▶ [GOAL OF THE EXERCISE] Will you give the material below again, every line exactly as it is?

▶ [EXERCISE INPUT]
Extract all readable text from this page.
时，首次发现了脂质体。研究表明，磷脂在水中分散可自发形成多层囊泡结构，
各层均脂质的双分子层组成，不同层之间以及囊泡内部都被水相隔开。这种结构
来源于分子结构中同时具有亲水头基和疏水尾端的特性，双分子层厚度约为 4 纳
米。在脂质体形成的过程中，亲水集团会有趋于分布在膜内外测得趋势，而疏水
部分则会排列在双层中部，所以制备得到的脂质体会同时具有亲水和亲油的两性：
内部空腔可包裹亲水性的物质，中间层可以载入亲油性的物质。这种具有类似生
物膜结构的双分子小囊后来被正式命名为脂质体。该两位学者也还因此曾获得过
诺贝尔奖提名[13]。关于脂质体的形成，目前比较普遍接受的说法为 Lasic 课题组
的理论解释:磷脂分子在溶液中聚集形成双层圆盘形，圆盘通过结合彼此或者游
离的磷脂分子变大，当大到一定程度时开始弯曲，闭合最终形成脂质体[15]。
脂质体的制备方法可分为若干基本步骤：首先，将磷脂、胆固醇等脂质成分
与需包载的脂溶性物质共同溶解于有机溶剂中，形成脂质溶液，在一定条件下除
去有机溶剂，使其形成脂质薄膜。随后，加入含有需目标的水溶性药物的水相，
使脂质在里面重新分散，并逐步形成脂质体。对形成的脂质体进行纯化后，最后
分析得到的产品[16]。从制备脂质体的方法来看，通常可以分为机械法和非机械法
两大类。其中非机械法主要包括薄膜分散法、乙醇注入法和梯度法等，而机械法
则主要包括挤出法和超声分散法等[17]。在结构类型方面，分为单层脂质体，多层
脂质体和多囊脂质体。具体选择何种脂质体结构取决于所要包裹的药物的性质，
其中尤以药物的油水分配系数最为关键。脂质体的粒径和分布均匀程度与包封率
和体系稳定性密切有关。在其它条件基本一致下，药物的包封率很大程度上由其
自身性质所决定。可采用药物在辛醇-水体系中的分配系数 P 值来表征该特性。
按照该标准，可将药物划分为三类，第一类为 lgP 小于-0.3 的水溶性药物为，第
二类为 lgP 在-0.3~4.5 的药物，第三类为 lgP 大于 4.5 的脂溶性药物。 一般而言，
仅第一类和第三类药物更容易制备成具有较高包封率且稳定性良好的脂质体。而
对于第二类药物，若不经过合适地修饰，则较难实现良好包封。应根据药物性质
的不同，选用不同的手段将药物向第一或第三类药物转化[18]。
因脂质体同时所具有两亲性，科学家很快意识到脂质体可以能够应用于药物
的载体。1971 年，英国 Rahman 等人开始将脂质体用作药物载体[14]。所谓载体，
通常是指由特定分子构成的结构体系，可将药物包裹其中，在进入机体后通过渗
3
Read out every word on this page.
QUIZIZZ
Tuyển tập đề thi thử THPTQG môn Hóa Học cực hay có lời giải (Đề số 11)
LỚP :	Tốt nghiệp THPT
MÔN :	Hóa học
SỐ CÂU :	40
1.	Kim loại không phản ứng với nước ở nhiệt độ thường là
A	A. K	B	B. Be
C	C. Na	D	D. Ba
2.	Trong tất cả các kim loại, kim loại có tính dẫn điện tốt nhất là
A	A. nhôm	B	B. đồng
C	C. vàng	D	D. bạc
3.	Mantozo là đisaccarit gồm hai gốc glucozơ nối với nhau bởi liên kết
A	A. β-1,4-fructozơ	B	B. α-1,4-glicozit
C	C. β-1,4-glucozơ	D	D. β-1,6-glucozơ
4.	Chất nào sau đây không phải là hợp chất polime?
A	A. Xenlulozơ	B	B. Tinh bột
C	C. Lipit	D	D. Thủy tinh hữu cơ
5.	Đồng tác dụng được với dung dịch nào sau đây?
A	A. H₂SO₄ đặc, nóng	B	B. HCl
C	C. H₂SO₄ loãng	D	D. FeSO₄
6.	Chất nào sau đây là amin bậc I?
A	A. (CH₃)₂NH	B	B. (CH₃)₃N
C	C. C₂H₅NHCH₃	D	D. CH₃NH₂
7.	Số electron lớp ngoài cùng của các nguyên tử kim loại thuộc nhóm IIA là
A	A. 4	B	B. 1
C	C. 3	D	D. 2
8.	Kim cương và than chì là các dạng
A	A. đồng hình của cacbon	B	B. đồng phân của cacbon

▶ [RESULT BELOW]
Extract all readable text from this page.
时，首次发现了脂质体。研究表明，磷脂在水中分散可自发形成多层囊泡结构，
各层均脂质的双分子层组成，不同层之间以及囊泡内部都被水相隔开。这种结构
来源于分子结构中同时具有亲水头基和疏水尾端的特性，双分子层厚度约为 4 纳
米。在脂质体形成的过程中，亲水集团会有趋于分布在膜内外测得趋势，而疏水
部分则会排列在双层中部，所以制备得到的脂质体会同时具有亲水和亲油的两性：
内部空腔可包裹亲水性的物质，中间层可以载入亲油性的物质。这种具有类似生
物膜结构的双分子小囊后来被正式命名为脂质体。该两位学者也还因此曾获得过
诺贝尔奖提名[13]。关于脂质体的形成，目前比较普遍接受的说法为 Lasic 课题组
的理论解释:磷脂分子在溶液中聚集形成双层圆盘形，圆盘通过结合彼此或者游
离的磷脂分子变大，当大到一定程度时开始弯曲，闭合最终形成脂质体[15]。
脂质体的制备方法可分为若干基本步骤：首先，将磷脂、胆固醇等脂质成分
与需包载的脂溶性物质共同溶解于有机溶剂中，形成脂质溶液，在一定条件下除
去有机溶剂，使其形成脂质薄膜。随后，加入含有需目标的水溶性药物的水相，
使脂质在里面重新分散，并逐步形成脂质体。对形成的脂质体进行纯化后，最后
分析得到的产品[16]。从制备脂质体的方法来看，通常可以分为机械法和非机械法
两大类。其中非机械法主要包括薄膜分散法、乙醇注入法和梯度法等，而机械法
则主要包括挤出法和超声分散法等[17]。在结构类型方面，分为单层脂质体，多层
脂质体和多囊脂质体。具体选择何种脂质体结构取决于所要包裹的药物的性质，
其中尤以药物的油水分配系数最为关键。脂质体的粒径和分布均匀程度与包封率
和体系稳定性密切有关。在其它条件基本一致下，药物的包封率很大程度上由其
自身性质所决定。可采用药物在辛醇-水体系中的分配系数 P 值来表征该特性。
按照该标准，可将药物划分为三类，第一类为 lgP 小于-0.3 的水溶性药物为，第
二类为 lgP 在-0.3~4.5 的药物，第三类为 lgP 大于 4.5 的脂溶性药物。 一般而言，
仅第一类和第三类药物更容易制备成具有较高包封率且稳定性良好的脂质体。而
对于第二类药物，若不经过合适地修饰，则较难实现良好包封。应根据药物性质
的不同，选用不同的手段将药物向第一或第三类药物转化[18]。
因脂质体同时所具有两亲性，科学家很快意识到脂质体可以能够应用于药物
的载体。1971 年，英国 Rahman 等人开始将脂质体用作药物载体[14]。所谓载体，
通常是指由特定分子构成的结构体系，可将药物包裹其中，在进入机体后通过渗
3
Read out every word on this page.
QUIZIZZ
Tuyển tập đề thi thử THPTQG môn Hóa Học cực hay có lời giải (Đề số 11)
LỚP :	Tốt nghiệp THPT
MÔN :	Hóa học
SỐ CÂU :	40
1.	Kim loại không phản ứng với nước ở nhiệt độ thường là
A	A. K	B	B. Be
C	C. Na	D	D. Ba
2.	Trong tất cả các kim loại, kim loại có tính dẫn điện tốt nhất là
A	A. nhôm	B	B. đồng
C	C. vàng	D	D. bạc
3.	Mantozo là đisaccarit gồm hai gốc glucozơ nối với nhau bởi liên kết
A	A. β-1,4-fructozơ	B	B. α-1,4-glicozit
C	C. β-1,4-glucozơ	D	D. β-1,6-glucozơ
4.	Chất nào sau đây không phải là hợp chất polime?
A	A. Xenlulozơ	B	B. Tinh bột
C	C. Lipit	D	D. Thủy tinh hữu cơ
5.	Đồng tác dụng được với dung dịch nào sau đây?
A	A. H₂SO₄ đặc, nóng	B	B. HCl
C	C. H₂SO₄ loãng	D	D. FeSO₄
6.	Chất nào sau đây là amin bậc I?
A	A. (CH₃)₂NH	B	B. (CH₃)₃N
C	C. C₂H₅NHCH₃	D	D. CH₃NH₂
7.	Số electron lớp ngoài cùng của các nguyên tử kim loại thuộc nhóm IIA là
A	A. 4	B	B. 1
C	C. 3	D	D. 2
8.	Kim cương và than chì là các dạng
A	A. đồng hình của cacbon	B	B. đồng phân của cacbon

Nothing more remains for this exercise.